▶ **任务说明**:
请收集下面列表中所有含有字符串“Murillo”的行，逐行照抄出来。

▶ **边界框标注**:
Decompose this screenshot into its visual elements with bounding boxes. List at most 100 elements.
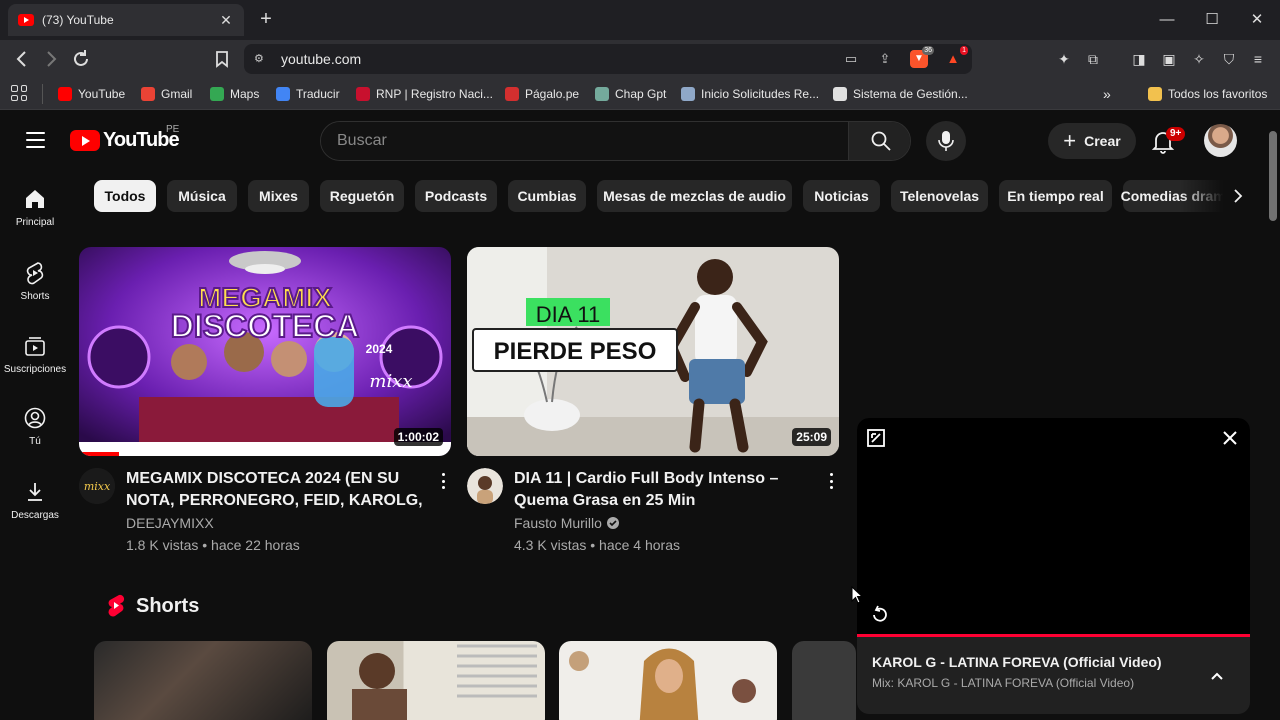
- reload-icon[interactable]: [70, 48, 92, 70]
- maximize-icon[interactable]: ☐: [1189, 8, 1235, 32]
- more-actions-icon[interactable]: [435, 471, 451, 491]
- miniplayer[interactable]: KAROL G - LATINA FOREVA (Official Video)…: [857, 418, 1250, 714]
- notifications-button[interactable]: 9+: [1150, 125, 1186, 155]
- video-thumbnail[interactable]: MEGAMIX DISCOTECA 2024 mixx 1:00:02: [79, 247, 451, 456]
- filter-chip[interactable]: Música: [167, 180, 237, 212]
- translate-icon: [276, 87, 290, 101]
- video-title[interactable]: DIA 11 | Cardio Full Body Intenso – Quem…: [514, 468, 814, 512]
- cast-icon[interactable]: ▭: [842, 50, 860, 68]
- tab-close-icon[interactable]: ✕: [218, 12, 234, 29]
- vpn-icon[interactable]: ⛉: [1220, 50, 1238, 68]
- expand-icon[interactable]: [864, 426, 888, 450]
- sidebar-item-suscripciones[interactable]: Suscripciones: [0, 334, 70, 375]
- share-icon[interactable]: ⇪: [876, 50, 894, 68]
- close-miniplayer-icon[interactable]: [1218, 426, 1242, 450]
- more-actions-icon[interactable]: [823, 471, 839, 491]
- browser-tab-bar: (73) YouTube ✕ + — ☐ ✕: [0, 0, 1280, 40]
- leo-ai-icon[interactable]: ✧: [1190, 50, 1208, 68]
- new-tab-icon[interactable]: +: [256, 8, 276, 32]
- short-thumbnail[interactable]: [559, 641, 777, 720]
- youtube-logo[interactable]: YouTube PE: [70, 124, 180, 152]
- short-thumbnail[interactable]: [94, 641, 312, 720]
- search-input[interactable]: [321, 122, 848, 160]
- miniplayer-progress-bar[interactable]: [857, 634, 1250, 637]
- filter-chips-bar: Todos Música Mixes Reguetón Podcasts Cumbias M…: [94, 180, 1252, 212]
- guide-menu-icon[interactable]: [26, 132, 45, 148]
- page-scrollbar[interactable]: [1266, 111, 1280, 720]
- account-avatar[interactable]: [1204, 124, 1237, 157]
- channel-name-text[interactable]: DEEJAYMIXX: [126, 515, 214, 531]
- bookmarks-overflow-icon[interactable]: »: [1103, 85, 1111, 103]
- bookmark-item[interactable]: RNP | Registro Naci...: [356, 85, 493, 103]
- bookmark-item[interactable]: Págalo.pe: [505, 85, 579, 103]
- channel-name-text[interactable]: Fausto Murillo: [514, 515, 602, 531]
- chevron-up-icon[interactable]: [1205, 664, 1229, 688]
- miniplayer-title[interactable]: KAROL G - LATINA FOREVA (Official Video): [872, 654, 1162, 670]
- brave-rewards-icon[interactable]: ▲ 1: [944, 46, 968, 68]
- filter-chip[interactable]: Mesas de mezclas de audio: [597, 180, 792, 212]
- filter-chip[interactable]: En tiempo real: [999, 180, 1112, 212]
- apps-icon[interactable]: [11, 85, 27, 101]
- channel-avatar[interactable]: [467, 468, 503, 504]
- bookmark-item[interactable]: Sistema de Gestión...: [833, 85, 968, 103]
- video-title[interactable]: MEGAMIX DISCOTECA 2024 (EN SU NOTA, PERR…: [126, 468, 426, 512]
- sidebar-item-tu[interactable]: Tú: [0, 406, 70, 447]
- forward-icon[interactable]: [40, 48, 62, 70]
- reading-mode-icon[interactable]: ⧉: [1084, 50, 1102, 68]
- channel-avatar[interactable]: mixx: [79, 468, 115, 504]
- video-thumbnail[interactable]: DIA 11 PIERDE PESO 25:09: [467, 247, 839, 456]
- chatgpt-icon: [595, 87, 609, 101]
- short-thumbnail[interactable]: [327, 641, 545, 720]
- plus-icon: +: [1063, 128, 1077, 153]
- filter-chip[interactable]: Todos: [94, 180, 156, 212]
- minimize-icon[interactable]: —: [1144, 8, 1190, 32]
- subscriptions-icon: [25, 337, 45, 356]
- bookmark-label: Sistema de Gestión...: [853, 87, 968, 101]
- sidebar-toggle-icon[interactable]: ◨: [1130, 50, 1148, 68]
- verified-icon: [606, 517, 619, 529]
- voice-search-button[interactable]: [926, 121, 966, 161]
- browser-toolbar: ⚙ youtube.com ▭ ⇪ ▼ 36 ▲ 1 ✦ ⧉ ◨ ▣ ✧ ⛉ ≡: [0, 40, 1280, 78]
- site-settings-icon[interactable]: ⚙: [254, 52, 268, 66]
- chips-next-button[interactable]: [1222, 180, 1254, 212]
- bookmark-item[interactable]: Maps: [210, 85, 259, 103]
- all-bookmarks-folder[interactable]: Todos los favoritos: [1148, 85, 1267, 103]
- filter-chip[interactable]: Noticias: [803, 180, 880, 212]
- bookmark-item[interactable]: Gmail: [141, 85, 192, 103]
- menu-icon[interactable]: ≡: [1249, 50, 1267, 68]
- miniplayer-video[interactable]: [857, 418, 1250, 636]
- sidebar-item-descargas[interactable]: Descargas: [0, 480, 70, 521]
- filter-chip[interactable]: Telenovelas: [891, 180, 988, 212]
- search-button[interactable]: [848, 122, 910, 160]
- filter-chip[interactable]: Podcasts: [415, 180, 497, 212]
- replay-icon[interactable]: [868, 602, 892, 626]
- shorts-icon: [26, 262, 44, 285]
- window-close-icon[interactable]: ✕: [1234, 8, 1280, 32]
- sidebar-item-principal[interactable]: Principal: [0, 187, 70, 228]
- chevron-right-icon: [1234, 189, 1243, 203]
- channel-name[interactable]: Fausto Murillo: [514, 515, 620, 531]
- filter-chip[interactable]: Mixes: [248, 180, 309, 212]
- back-icon[interactable]: [11, 48, 33, 70]
- filter-chip[interactable]: Cumbias: [508, 180, 586, 212]
- you-icon: [24, 407, 46, 429]
- sidebar-item-shorts[interactable]: Shorts: [0, 261, 70, 302]
- rewards-count-badge: 1: [960, 46, 968, 55]
- address-bar[interactable]: ⚙ youtube.com ▭ ⇪ ▼ 36 ▲ 1: [244, 44, 972, 74]
- bookmark-item[interactable]: Inicio Solicitudes Re...: [681, 85, 819, 103]
- short-thumbnail[interactable]: [792, 641, 856, 720]
- search-icon: [871, 131, 891, 151]
- bookmark-item[interactable]: YouTube: [58, 85, 125, 103]
- browser-tab[interactable]: (73) YouTube ✕: [8, 4, 244, 36]
- bookmark-item[interactable]: Chap Gpt: [595, 85, 666, 103]
- url-text[interactable]: youtube.com: [281, 51, 361, 67]
- wallet-icon[interactable]: ▣: [1160, 50, 1178, 68]
- filter-chip[interactable]: Reguetón: [320, 180, 404, 212]
- create-button[interactable]: + Crear: [1048, 123, 1136, 159]
- extensions-icon[interactable]: ✦: [1055, 50, 1073, 68]
- scrollbar-thumb[interactable]: [1269, 131, 1277, 221]
- bookmark-item[interactable]: Traducir: [276, 85, 340, 103]
- channel-name[interactable]: DEEJAYMIXX: [126, 515, 214, 531]
- brave-shield-icon[interactable]: ▼ 36: [910, 46, 934, 68]
- bookmark-page-icon[interactable]: [211, 48, 233, 70]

▶ **完整答案**:
- channel-name-text[interactable]: Fausto Murillo: [514, 515, 602, 531]
- channel-name[interactable]: Fausto Murillo: [514, 515, 620, 531]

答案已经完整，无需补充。